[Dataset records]
"""

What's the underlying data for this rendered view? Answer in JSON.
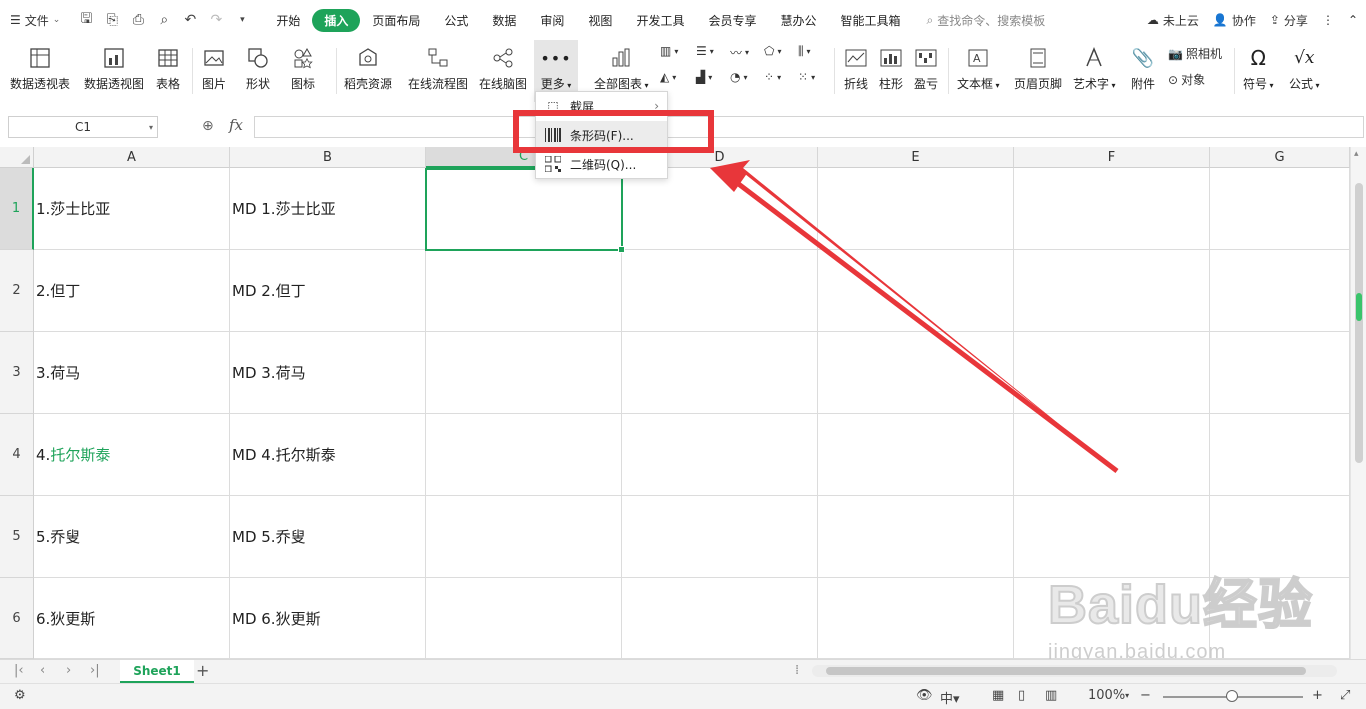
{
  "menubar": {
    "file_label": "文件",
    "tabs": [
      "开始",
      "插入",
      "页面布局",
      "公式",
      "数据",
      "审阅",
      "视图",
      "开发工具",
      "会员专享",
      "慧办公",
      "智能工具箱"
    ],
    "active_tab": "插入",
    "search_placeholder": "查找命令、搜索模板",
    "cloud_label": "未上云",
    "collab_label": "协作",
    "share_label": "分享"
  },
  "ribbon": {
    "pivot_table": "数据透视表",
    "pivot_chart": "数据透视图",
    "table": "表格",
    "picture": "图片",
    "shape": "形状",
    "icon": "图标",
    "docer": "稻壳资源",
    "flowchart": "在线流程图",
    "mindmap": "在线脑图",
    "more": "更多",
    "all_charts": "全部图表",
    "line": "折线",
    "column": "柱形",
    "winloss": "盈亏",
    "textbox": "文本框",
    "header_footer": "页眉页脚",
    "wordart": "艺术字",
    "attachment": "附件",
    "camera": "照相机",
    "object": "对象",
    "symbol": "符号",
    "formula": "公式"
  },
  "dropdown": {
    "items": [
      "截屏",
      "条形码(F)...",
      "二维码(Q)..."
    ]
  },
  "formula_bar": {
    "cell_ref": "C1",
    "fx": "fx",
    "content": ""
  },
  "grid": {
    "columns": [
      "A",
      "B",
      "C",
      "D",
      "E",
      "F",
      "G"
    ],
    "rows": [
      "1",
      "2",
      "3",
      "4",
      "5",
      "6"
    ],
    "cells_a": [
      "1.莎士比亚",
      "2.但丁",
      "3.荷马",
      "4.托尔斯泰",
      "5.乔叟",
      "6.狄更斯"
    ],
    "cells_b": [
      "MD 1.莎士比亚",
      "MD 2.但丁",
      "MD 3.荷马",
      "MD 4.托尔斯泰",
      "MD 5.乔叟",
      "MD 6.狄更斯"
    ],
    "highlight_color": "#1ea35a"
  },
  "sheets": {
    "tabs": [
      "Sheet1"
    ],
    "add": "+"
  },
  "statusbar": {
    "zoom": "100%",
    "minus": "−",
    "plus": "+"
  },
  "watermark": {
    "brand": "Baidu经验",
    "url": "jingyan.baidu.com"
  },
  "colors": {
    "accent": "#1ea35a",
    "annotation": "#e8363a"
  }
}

"""

[EXERCISE REQUIREMENTS]:
Reproduce all of the material above word for word. Omit the pictures.

[OUTPUT BELOW]:
What's the underlying data for this rendered view? Answer in JSON.
{
  "menubar": {
    "file_label": "文件",
    "tabs": [
      "开始",
      "插入",
      "页面布局",
      "公式",
      "数据",
      "审阅",
      "视图",
      "开发工具",
      "会员专享",
      "慧办公",
      "智能工具箱"
    ],
    "active_tab": "插入",
    "search_placeholder": "查找命令、搜索模板",
    "cloud_label": "未上云",
    "collab_label": "协作",
    "share_label": "分享"
  },
  "ribbon": {
    "pivot_table": "数据透视表",
    "pivot_chart": "数据透视图",
    "table": "表格",
    "picture": "图片",
    "shape": "形状",
    "icon": "图标",
    "docer": "稻壳资源",
    "flowchart": "在线流程图",
    "mindmap": "在线脑图",
    "more": "更多",
    "all_charts": "全部图表",
    "line": "折线",
    "column": "柱形",
    "winloss": "盈亏",
    "textbox": "文本框",
    "header_footer": "页眉页脚",
    "wordart": "艺术字",
    "attachment": "附件",
    "camera": "照相机",
    "object": "对象",
    "symbol": "符号",
    "formula": "公式"
  },
  "dropdown": {
    "items": [
      "截屏",
      "条形码(F)...",
      "二维码(Q)..."
    ]
  },
  "formula_bar": {
    "cell_ref": "C1",
    "fx": "fx",
    "content": ""
  },
  "grid": {
    "columns": [
      "A",
      "B",
      "C",
      "D",
      "E",
      "F",
      "G"
    ],
    "rows": [
      "1",
      "2",
      "3",
      "4",
      "5",
      "6"
    ],
    "cells_a": [
      "1.莎士比亚",
      "2.但丁",
      "3.荷马",
      "4.托尔斯泰",
      "5.乔叟",
      "6.狄更斯"
    ],
    "cells_b": [
      "MD 1.莎士比亚",
      "MD 2.但丁",
      "MD 3.荷马",
      "MD 4.托尔斯泰",
      "MD 5.乔叟",
      "MD 6.狄更斯"
    ],
    "highlight_color": "#1ea35a"
  },
  "sheets": {
    "tabs": [
      "Sheet1"
    ],
    "add": "+"
  },
  "statusbar": {
    "zoom": "100%",
    "minus": "−",
    "plus": "+"
  },
  "watermark": {
    "brand": "Baidu经验",
    "url": "jingyan.baidu.com"
  },
  "colors": {
    "accent": "#1ea35a",
    "annotation": "#e8363a"
  }
}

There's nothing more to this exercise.